• _Assignment_
Where in the data does the word "description" appear? Find those lines and copy them.

*** Record excerpts ***

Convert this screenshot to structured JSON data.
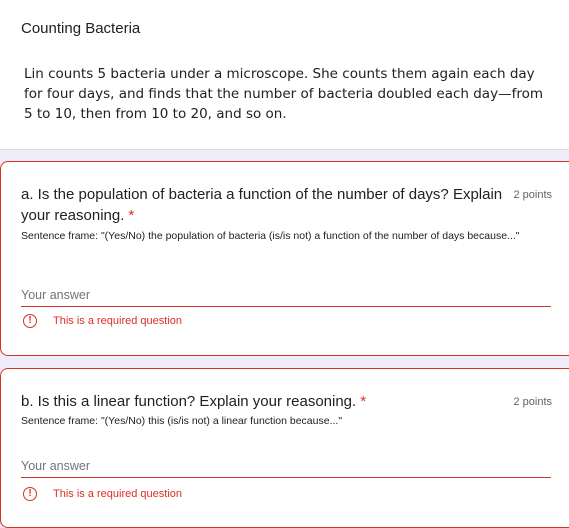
{
  "section": {
    "title": "Counting Bacteria",
    "description": "Lin counts 5 bacteria under a microscope. She counts them again each day for four days, and finds that the number of bacteria doubled each day—from 5 to 10, then from 10 to 20, and so on."
  },
  "questions": [
    {
      "title": "a. Is the population of bacteria a function of the number of days? Explain your reasoning.",
      "required_marker": "*",
      "points": "2 points",
      "description": "Sentence frame: \"(Yes/No) the population of bacteria (is/is not) a function of the number of days because...\"",
      "answer_placeholder": "Your answer",
      "answer_value": "",
      "error": "This is a required question",
      "error_icon": "!"
    },
    {
      "title": "b. Is this a linear function? Explain your reasoning.",
      "required_marker": "*",
      "points": "2 points",
      "description": "Sentence frame: \"(Yes/No) this (is/is not) a linear function because...\"",
      "answer_placeholder": "Your answer",
      "answer_value": "",
      "error": "This is a required question",
      "error_icon": "!"
    }
  ],
  "colors": {
    "error": "#d93025",
    "background": "#f0ebf8",
    "card": "#ffffff",
    "muted": "#5f6368"
  }
}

***

• _Response to this task_
    "description": "Lin counts 5 bacteria under a microscope. She counts them again each day for four days, and finds that the number of bacteria doubled each day—from 5 to 10, then from 10 to 20, and so on."
      "description": "Sentence frame: \"(Yes/No) the population of bacteria (is/is not) a function of the number of days because...\"",
      "description": "Sentence frame: \"(Yes/No) this (is/is not) a linear function because...\"",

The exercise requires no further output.